» **PROBLEM**: Filter out everything except lines holding "GONZALEZ".

'''

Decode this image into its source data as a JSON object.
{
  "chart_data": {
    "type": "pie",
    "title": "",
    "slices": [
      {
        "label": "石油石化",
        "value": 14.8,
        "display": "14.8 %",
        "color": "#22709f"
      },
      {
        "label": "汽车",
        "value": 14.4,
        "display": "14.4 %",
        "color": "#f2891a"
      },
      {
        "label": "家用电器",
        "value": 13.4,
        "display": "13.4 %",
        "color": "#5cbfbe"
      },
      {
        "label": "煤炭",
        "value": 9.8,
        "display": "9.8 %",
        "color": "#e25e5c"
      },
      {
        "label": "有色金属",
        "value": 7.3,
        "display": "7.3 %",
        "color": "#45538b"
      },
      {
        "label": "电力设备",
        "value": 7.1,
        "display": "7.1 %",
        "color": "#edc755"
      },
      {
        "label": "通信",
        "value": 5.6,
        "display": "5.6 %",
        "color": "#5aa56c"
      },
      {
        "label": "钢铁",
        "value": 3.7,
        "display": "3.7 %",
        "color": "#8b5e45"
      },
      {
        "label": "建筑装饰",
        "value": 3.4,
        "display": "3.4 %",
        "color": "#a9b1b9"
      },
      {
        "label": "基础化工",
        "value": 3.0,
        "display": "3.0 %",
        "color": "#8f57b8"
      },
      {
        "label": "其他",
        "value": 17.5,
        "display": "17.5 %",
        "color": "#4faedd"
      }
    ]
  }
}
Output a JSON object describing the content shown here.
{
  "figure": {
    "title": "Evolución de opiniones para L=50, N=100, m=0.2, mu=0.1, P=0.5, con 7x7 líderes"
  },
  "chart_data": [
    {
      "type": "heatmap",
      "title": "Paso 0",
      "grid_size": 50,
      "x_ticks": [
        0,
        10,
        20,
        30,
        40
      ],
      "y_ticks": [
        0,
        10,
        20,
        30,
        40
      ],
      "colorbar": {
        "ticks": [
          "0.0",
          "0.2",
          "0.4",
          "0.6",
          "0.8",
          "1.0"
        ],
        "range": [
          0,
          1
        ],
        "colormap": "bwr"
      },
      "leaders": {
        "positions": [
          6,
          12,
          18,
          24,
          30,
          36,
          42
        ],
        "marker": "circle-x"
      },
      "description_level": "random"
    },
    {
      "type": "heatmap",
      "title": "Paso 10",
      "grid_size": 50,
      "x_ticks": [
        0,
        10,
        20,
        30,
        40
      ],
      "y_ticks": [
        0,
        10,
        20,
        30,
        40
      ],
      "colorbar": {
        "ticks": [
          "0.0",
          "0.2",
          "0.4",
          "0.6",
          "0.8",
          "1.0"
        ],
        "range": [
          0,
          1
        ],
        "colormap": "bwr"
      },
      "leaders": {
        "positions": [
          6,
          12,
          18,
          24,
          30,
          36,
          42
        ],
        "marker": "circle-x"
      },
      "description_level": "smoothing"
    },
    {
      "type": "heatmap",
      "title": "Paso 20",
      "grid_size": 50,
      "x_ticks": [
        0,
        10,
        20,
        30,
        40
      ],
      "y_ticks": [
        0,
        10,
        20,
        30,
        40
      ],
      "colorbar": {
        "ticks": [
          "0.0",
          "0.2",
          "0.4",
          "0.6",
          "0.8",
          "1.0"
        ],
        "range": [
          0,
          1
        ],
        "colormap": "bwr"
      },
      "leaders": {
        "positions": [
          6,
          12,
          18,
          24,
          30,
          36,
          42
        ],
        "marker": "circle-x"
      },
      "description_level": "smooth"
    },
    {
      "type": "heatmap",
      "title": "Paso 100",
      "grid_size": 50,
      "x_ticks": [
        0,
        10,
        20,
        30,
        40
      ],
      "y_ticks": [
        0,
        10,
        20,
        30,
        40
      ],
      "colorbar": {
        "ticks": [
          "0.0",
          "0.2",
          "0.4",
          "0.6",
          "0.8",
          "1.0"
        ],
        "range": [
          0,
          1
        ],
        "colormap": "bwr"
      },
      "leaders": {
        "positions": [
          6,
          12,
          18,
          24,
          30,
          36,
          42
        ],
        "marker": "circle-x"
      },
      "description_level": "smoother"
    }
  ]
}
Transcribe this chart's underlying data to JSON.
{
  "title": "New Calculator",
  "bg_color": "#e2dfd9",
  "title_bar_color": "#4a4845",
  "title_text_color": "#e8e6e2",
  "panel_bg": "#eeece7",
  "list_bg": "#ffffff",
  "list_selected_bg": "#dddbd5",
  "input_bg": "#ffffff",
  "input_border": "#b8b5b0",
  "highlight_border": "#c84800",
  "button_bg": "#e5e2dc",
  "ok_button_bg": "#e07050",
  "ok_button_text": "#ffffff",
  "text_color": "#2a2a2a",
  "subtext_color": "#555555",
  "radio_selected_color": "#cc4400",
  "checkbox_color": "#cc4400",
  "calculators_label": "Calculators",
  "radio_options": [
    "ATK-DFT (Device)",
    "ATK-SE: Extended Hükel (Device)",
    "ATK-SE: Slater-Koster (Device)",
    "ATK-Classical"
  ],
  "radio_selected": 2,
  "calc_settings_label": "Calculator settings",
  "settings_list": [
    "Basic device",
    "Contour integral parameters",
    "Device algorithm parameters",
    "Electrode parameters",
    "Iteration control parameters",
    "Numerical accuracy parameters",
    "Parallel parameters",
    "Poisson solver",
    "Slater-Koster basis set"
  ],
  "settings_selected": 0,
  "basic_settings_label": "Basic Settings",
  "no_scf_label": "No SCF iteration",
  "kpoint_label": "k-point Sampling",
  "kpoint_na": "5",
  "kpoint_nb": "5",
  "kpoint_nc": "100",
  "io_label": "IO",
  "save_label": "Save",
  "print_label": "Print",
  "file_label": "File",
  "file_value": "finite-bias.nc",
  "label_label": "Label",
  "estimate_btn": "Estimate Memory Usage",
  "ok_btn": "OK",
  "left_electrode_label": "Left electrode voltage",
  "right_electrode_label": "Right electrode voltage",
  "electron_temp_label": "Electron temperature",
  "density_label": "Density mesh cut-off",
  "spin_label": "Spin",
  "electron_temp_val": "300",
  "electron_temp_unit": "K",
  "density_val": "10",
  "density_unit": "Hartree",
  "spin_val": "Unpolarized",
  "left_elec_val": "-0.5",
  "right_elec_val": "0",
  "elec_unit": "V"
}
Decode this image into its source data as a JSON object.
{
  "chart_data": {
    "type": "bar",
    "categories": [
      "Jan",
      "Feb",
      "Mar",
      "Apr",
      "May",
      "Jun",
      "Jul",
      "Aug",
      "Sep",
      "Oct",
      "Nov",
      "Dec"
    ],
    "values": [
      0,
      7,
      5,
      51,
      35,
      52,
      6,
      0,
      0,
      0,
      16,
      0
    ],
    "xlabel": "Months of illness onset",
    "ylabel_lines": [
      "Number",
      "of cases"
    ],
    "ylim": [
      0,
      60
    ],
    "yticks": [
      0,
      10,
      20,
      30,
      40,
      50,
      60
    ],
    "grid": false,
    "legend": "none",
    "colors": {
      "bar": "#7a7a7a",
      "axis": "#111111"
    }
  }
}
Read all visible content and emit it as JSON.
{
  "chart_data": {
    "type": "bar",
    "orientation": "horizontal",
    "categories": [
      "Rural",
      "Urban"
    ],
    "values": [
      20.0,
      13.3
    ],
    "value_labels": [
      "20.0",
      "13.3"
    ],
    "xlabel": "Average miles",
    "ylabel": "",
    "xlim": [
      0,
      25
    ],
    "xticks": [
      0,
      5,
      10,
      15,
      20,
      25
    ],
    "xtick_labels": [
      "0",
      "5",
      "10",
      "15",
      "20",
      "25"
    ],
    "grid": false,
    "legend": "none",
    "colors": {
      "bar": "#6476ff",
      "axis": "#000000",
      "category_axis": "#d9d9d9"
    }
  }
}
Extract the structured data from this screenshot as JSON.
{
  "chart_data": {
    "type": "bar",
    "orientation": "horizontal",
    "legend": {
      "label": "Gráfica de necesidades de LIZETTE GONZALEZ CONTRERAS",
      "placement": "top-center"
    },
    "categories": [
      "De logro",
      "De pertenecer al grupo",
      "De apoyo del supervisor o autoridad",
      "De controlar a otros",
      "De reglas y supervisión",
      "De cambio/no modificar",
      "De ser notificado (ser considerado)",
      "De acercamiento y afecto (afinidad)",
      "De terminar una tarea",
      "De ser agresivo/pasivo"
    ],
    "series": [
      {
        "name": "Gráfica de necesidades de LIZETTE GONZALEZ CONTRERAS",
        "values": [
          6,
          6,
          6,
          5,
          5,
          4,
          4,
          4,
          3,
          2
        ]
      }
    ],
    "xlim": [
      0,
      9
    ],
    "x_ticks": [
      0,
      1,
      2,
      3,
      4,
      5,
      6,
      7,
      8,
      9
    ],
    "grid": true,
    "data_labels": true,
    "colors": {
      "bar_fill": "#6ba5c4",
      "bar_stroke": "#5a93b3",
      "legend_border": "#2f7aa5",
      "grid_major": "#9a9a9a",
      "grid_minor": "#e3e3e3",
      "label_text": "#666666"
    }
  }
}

'''

» **ANSWER**:
      "label": "Gráfica de necesidades de LIZETTE GONZALEZ CONTRERAS",
        "name": "Gráfica de necesidades de LIZETTE GONZALEZ CONTRERAS",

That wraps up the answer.